*TASK GOAL*: A faithful transcription of all the data is required.

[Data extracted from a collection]
******************************

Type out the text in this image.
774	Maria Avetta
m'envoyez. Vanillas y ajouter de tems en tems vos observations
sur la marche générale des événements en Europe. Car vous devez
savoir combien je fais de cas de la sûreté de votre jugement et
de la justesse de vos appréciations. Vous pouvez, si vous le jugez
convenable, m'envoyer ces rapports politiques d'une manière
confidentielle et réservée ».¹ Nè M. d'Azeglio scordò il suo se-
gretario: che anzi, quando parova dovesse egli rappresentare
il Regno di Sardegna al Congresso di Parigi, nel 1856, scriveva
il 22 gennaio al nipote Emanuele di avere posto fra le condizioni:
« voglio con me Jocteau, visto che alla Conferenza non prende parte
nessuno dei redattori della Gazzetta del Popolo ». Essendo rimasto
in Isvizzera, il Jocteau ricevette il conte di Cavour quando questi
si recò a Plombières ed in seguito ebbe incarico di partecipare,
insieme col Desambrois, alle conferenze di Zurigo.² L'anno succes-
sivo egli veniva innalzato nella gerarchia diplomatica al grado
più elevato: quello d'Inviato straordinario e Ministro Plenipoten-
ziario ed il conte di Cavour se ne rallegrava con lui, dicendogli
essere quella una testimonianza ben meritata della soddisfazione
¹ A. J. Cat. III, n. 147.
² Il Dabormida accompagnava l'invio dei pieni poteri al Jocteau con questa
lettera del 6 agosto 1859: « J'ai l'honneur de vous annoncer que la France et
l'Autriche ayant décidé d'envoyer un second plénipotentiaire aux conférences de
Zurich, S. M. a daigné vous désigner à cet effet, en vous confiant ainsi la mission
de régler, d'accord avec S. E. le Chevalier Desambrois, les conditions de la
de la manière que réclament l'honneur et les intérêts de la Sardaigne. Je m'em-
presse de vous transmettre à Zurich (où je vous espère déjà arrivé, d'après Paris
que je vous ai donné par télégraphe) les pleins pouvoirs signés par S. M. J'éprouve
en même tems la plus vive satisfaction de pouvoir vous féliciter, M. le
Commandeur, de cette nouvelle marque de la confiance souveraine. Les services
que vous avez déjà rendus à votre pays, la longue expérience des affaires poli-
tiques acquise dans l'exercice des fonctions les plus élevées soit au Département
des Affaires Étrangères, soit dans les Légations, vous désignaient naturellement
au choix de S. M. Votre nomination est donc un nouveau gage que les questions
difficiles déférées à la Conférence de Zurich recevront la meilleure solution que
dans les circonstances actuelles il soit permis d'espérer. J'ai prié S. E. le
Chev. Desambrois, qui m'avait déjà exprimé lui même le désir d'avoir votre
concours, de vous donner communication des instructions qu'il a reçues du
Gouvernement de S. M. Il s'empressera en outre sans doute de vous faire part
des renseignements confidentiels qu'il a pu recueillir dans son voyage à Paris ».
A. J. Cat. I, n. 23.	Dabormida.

******************************

*ANSWER TO THE EXERCISE*:
Type out the text in this image.
774	Maria Avetta
m'envoyez. Vanillas y ajouter de tems en tems vos observations
sur la marche générale des événements en Europe. Car vous devez
savoir combien je fais de cas de la sûreté de votre jugement et
de la justesse de vos appréciations. Vous pouvez, si vous le jugez
convenable, m'envoyer ces rapports politiques d'une manière
confidentielle et réservée ».¹ Nè M. d'Azeglio scordò il suo se-
gretario: che anzi, quando parova dovesse egli rappresentare
il Regno di Sardegna al Congresso di Parigi, nel 1856, scriveva
il 22 gennaio al nipote Emanuele di avere posto fra le condizioni:
« voglio con me Jocteau, visto che alla Conferenza non prende parte
nessuno dei redattori della Gazzetta del Popolo ». Essendo rimasto
in Isvizzera, il Jocteau ricevette il conte di Cavour quando questi
si recò a Plombières ed in seguito ebbe incarico di partecipare,
insieme col Desambrois, alle conferenze di Zurigo.² L'anno succes-
sivo egli veniva innalzato nella gerarchia diplomatica al grado
più elevato: quello d'Inviato straordinario e Ministro Plenipoten-
ziario ed il conte di Cavour se ne rallegrava con lui, dicendogli
essere quella una testimonianza ben meritata della soddisfazione
¹ A. J. Cat. III, n. 147.
² Il Dabormida accompagnava l'invio dei pieni poteri al Jocteau con questa
lettera del 6 agosto 1859: « J'ai l'honneur de vous annoncer que la France et
l'Autriche ayant décidé d'envoyer un second plénipotentiaire aux conférences de
Zurich, S. M. a daigné vous désigner à cet effet, en vous confiant ainsi la mission
de régler, d'accord avec S. E. le Chevalier Desambrois, les conditions de la
de la manière que réclament l'honneur et les intérêts de la Sardaigne. Je m'em-
presse de vous transmettre à Zurich (où je vous espère déjà arrivé, d'après Paris
que je vous ai donné par télégraphe) les pleins pouvoirs signés par S. M. J'éprouve
en même tems la plus vive satisfaction de pouvoir vous féliciter, M. le
Commandeur, de cette nouvelle marque de la confiance souveraine. Les services
que vous avez déjà rendus à votre pays, la longue expérience des affaires poli-
tiques acquise dans l'exercice des fonctions les plus élevées soit au Département
des Affaires Étrangères, soit dans les Légations, vous désignaient naturellement
au choix de S. M. Votre nomination est donc un nouveau gage que les questions
difficiles déférées à la Conférence de Zurich recevront la meilleure solution que
dans les circonstances actuelles il soit permis d'espérer. J'ai prié S. E. le
Chev. Desambrois, qui m'avait déjà exprimé lui même le désir d'avoir votre
concours, de vous donner communication des instructions qu'il a reçues du
Gouvernement de S. M. Il s'empressera en outre sans doute de vous faire part
des renseignements confidentiels qu'il a pu recueillir dans son voyage à Paris ».
A. J. Cat. I, n. 23.	Dabormida.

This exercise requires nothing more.